### BRIEF
Retype all the records with nothing changed.

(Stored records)
----
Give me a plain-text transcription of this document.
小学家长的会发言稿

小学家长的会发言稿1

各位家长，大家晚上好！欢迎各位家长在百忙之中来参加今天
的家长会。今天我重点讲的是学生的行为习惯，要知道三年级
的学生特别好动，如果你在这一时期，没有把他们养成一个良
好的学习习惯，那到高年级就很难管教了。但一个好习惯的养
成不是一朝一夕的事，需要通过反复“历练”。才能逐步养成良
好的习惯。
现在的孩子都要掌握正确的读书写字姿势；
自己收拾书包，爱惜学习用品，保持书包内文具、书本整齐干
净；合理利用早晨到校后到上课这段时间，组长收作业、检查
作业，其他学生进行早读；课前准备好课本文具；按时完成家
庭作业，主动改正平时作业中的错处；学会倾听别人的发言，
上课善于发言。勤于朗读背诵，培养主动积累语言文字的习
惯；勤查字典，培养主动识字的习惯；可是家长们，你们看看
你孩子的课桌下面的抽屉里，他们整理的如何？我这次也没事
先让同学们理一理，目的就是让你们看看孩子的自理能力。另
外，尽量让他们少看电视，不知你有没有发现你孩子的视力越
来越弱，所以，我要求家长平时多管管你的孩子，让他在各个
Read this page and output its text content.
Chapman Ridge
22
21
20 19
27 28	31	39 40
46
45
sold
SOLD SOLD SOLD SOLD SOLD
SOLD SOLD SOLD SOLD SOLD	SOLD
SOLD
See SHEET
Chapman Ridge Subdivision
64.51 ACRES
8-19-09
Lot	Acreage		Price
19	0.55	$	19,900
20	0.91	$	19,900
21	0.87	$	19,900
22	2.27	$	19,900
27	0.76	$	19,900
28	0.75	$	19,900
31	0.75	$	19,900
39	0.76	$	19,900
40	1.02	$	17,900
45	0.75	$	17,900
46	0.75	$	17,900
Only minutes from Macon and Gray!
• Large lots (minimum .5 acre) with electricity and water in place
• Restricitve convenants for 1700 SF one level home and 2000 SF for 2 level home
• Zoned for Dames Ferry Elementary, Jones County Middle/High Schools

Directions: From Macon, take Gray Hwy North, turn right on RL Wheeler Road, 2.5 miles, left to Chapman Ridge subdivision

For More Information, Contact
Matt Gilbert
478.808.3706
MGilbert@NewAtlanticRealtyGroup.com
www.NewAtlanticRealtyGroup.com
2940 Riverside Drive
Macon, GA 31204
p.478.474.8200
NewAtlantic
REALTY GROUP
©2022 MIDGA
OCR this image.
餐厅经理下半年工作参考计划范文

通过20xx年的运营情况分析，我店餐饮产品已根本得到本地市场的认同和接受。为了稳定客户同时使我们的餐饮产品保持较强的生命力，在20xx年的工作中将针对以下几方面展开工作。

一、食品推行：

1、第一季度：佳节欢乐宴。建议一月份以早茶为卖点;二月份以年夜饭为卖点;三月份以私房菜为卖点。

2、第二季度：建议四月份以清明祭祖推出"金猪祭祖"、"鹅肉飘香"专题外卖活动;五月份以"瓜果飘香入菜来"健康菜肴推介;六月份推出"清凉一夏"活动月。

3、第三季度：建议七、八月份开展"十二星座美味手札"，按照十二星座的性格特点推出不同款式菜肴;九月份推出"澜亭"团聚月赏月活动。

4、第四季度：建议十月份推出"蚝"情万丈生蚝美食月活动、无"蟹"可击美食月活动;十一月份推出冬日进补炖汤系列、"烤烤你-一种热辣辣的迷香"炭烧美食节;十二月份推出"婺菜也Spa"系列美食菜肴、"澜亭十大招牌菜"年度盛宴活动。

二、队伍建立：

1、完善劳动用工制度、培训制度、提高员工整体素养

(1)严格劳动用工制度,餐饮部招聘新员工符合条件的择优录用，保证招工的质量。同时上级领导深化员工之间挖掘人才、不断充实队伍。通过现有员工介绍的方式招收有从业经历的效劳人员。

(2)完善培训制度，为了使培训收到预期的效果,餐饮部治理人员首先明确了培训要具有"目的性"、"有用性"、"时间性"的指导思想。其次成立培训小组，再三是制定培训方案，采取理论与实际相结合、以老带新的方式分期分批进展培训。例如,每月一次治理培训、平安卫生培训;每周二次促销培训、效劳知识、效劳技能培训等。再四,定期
----
### WRITTEN SOLUTION
Give me a plain-text transcription of this document.
小学家长的会发言稿

小学家长的会发言稿1

各位家长，大家晚上好！欢迎各位家长在百忙之中来参加今天
的家长会。今天我重点讲的是学生的行为习惯，要知道三年级
的学生特别好动，如果你在这一时期，没有把他们养成一个良
好的学习习惯，那到高年级就很难管教了。但一个好习惯的养
成不是一朝一夕的事，需要通过反复“历练”。才能逐步养成良
好的习惯。
现在的孩子都要掌握正确的读书写字姿势；
自己收拾书包，爱惜学习用品，保持书包内文具、书本整齐干
净；合理利用早晨到校后到上课这段时间，组长收作业、检查
作业，其他学生进行早读；课前准备好课本文具；按时完成家
庭作业，主动改正平时作业中的错处；学会倾听别人的发言，
上课善于发言。勤于朗读背诵，培养主动积累语言文字的习
惯；勤查字典，培养主动识字的习惯；可是家长们，你们看看
你孩子的课桌下面的抽屉里，他们整理的如何？我这次也没事
先让同学们理一理，目的就是让你们看看孩子的自理能力。另
外，尽量让他们少看电视，不知你有没有发现你孩子的视力越
来越弱，所以，我要求家长平时多管管你的孩子，让他在各个
Read this page and output its text content.
Chapman Ridge
22
21
20 19
27 28	31	39 40
46
45
sold
SOLD SOLD SOLD SOLD SOLD
SOLD SOLD SOLD SOLD SOLD	SOLD
SOLD
See SHEET
Chapman Ridge Subdivision
64.51 ACRES
8-19-09
Lot	Acreage		Price
19	0.55	$	19,900
20	0.91	$	19,900
21	0.87	$	19,900
22	2.27	$	19,900
27	0.76	$	19,900
28	0.75	$	19,900
31	0.75	$	19,900
39	0.76	$	19,900
40	1.02	$	17,900
45	0.75	$	17,900
46	0.75	$	17,900
Only minutes from Macon and Gray!
• Large lots (minimum .5 acre) with electricity and water in place
• Restricitve convenants for 1700 SF one level home and 2000 SF for 2 level home
• Zoned for Dames Ferry Elementary, Jones County Middle/High Schools

Directions: From Macon, take Gray Hwy North, turn right on RL Wheeler Road, 2.5 miles, left to Chapman Ridge subdivision

For More Information, Contact
Matt Gilbert
478.808.3706
MGilbert@NewAtlanticRealtyGroup.com
www.NewAtlanticRealtyGroup.com
2940 Riverside Drive
Macon, GA 31204
p.478.474.8200
NewAtlantic
REALTY GROUP
©2022 MIDGA
OCR this image.
餐厅经理下半年工作参考计划范文

通过20xx年的运营情况分析，我店餐饮产品已根本得到本地市场的认同和接受。为了稳定客户同时使我们的餐饮产品保持较强的生命力，在20xx年的工作中将针对以下几方面展开工作。

一、食品推行：

1、第一季度：佳节欢乐宴。建议一月份以早茶为卖点;二月份以年夜饭为卖点;三月份以私房菜为卖点。

2、第二季度：建议四月份以清明祭祖推出"金猪祭祖"、"鹅肉飘香"专题外卖活动;五月份以"瓜果飘香入菜来"健康菜肴推介;六月份推出"清凉一夏"活动月。

3、第三季度：建议七、八月份开展"十二星座美味手札"，按照十二星座的性格特点推出不同款式菜肴;九月份推出"澜亭"团聚月赏月活动。

4、第四季度：建议十月份推出"蚝"情万丈生蚝美食月活动、无"蟹"可击美食月活动;十一月份推出冬日进补炖汤系列、"烤烤你-一种热辣辣的迷香"炭烧美食节;十二月份推出"婺菜也Spa"系列美食菜肴、"澜亭十大招牌菜"年度盛宴活动。

二、队伍建立：

1、完善劳动用工制度、培训制度、提高员工整体素养

(1)严格劳动用工制度,餐饮部招聘新员工符合条件的择优录用，保证招工的质量。同时上级领导深化员工之间挖掘人才、不断充实队伍。通过现有员工介绍的方式招收有从业经历的效劳人员。

(2)完善培训制度，为了使培训收到预期的效果,餐饮部治理人员首先明确了培训要具有"目的性"、"有用性"、"时间性"的指导思想。其次成立培训小组，再三是制定培训方案，采取理论与实际相结合、以老带新的方式分期分批进展培训。例如,每月一次治理培训、平安卫生培训;每周二次促销培训、效劳知识、效劳技能培训等。再四,定期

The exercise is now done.